Stated problem
Word for word, copy all the data and drop the pictures.

Task data
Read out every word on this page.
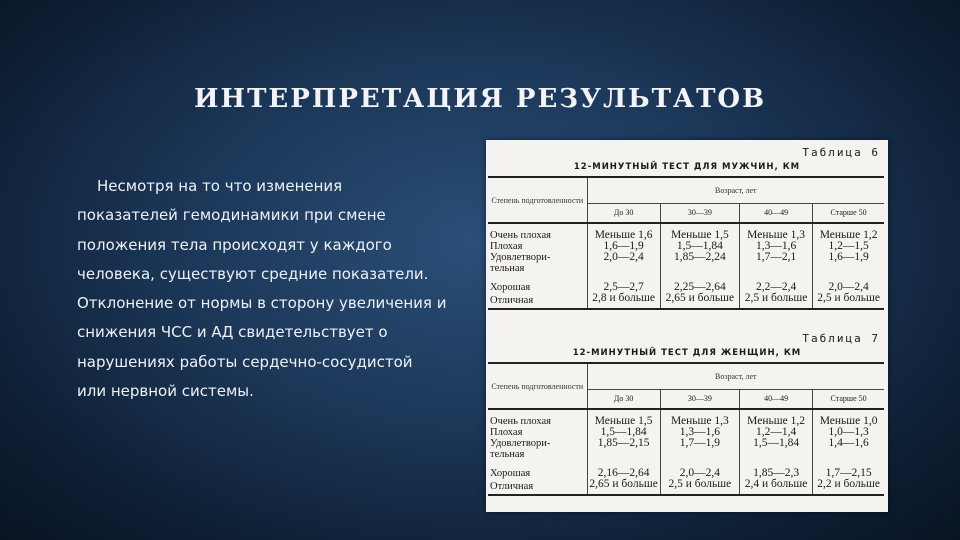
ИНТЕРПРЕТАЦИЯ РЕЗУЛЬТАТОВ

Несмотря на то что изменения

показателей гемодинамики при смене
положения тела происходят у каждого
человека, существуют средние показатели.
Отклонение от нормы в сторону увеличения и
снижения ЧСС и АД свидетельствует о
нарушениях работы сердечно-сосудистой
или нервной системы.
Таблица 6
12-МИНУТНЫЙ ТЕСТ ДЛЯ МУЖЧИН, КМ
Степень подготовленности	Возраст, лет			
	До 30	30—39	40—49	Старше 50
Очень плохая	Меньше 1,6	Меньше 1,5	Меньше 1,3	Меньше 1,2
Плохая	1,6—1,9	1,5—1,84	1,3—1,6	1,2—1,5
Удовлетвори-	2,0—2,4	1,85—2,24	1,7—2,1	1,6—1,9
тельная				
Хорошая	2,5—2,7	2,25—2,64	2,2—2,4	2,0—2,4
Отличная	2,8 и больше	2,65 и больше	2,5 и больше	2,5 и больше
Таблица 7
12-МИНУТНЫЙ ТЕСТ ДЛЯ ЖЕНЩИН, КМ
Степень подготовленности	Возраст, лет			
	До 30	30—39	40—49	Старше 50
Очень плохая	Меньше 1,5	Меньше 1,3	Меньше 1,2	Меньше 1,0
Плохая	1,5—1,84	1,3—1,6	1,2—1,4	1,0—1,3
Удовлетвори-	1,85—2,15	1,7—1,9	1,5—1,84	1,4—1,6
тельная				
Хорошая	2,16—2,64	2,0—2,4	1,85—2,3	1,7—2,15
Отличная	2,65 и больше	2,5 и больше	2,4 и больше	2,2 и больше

Solution
Read out every word on this page.
ИНТЕРПРЕТАЦИЯ РЕЗУЛЬТАТОВ

Несмотря на то что изменения

показателей гемодинамики при смене
положения тела происходят у каждого
человека, существуют средние показатели.
Отклонение от нормы в сторону увеличения и
снижения ЧСС и АД свидетельствует о
нарушениях работы сердечно-сосудистой
или нервной системы.
Таблица 6
12-МИНУТНЫЙ ТЕСТ ДЛЯ МУЖЧИН, КМ
Степень подготовленности	Возраст, лет			
	До 30	30—39	40—49	Старше 50
Очень плохая	Меньше 1,6	Меньше 1,5	Меньше 1,3	Меньше 1,2
Плохая	1,6—1,9	1,5—1,84	1,3—1,6	1,2—1,5
Удовлетвори-	2,0—2,4	1,85—2,24	1,7—2,1	1,6—1,9
тельная				
Хорошая	2,5—2,7	2,25—2,64	2,2—2,4	2,0—2,4
Отличная	2,8 и больше	2,65 и больше	2,5 и больше	2,5 и больше
Таблица 7
12-МИНУТНЫЙ ТЕСТ ДЛЯ ЖЕНЩИН, КМ
Степень подготовленности	Возраст, лет			
	До 30	30—39	40—49	Старше 50
Очень плохая	Меньше 1,5	Меньше 1,3	Меньше 1,2	Меньше 1,0
Плохая	1,5—1,84	1,3—1,6	1,2—1,4	1,0—1,3
Удовлетвори-	1,85—2,15	1,7—1,9	1,5—1,84	1,4—1,6
тельная				
Хорошая	2,16—2,64	2,0—2,4	1,85—2,3	1,7—2,15
Отличная	2,65 и больше	2,5 и больше	2,4 и больше	2,2 и больше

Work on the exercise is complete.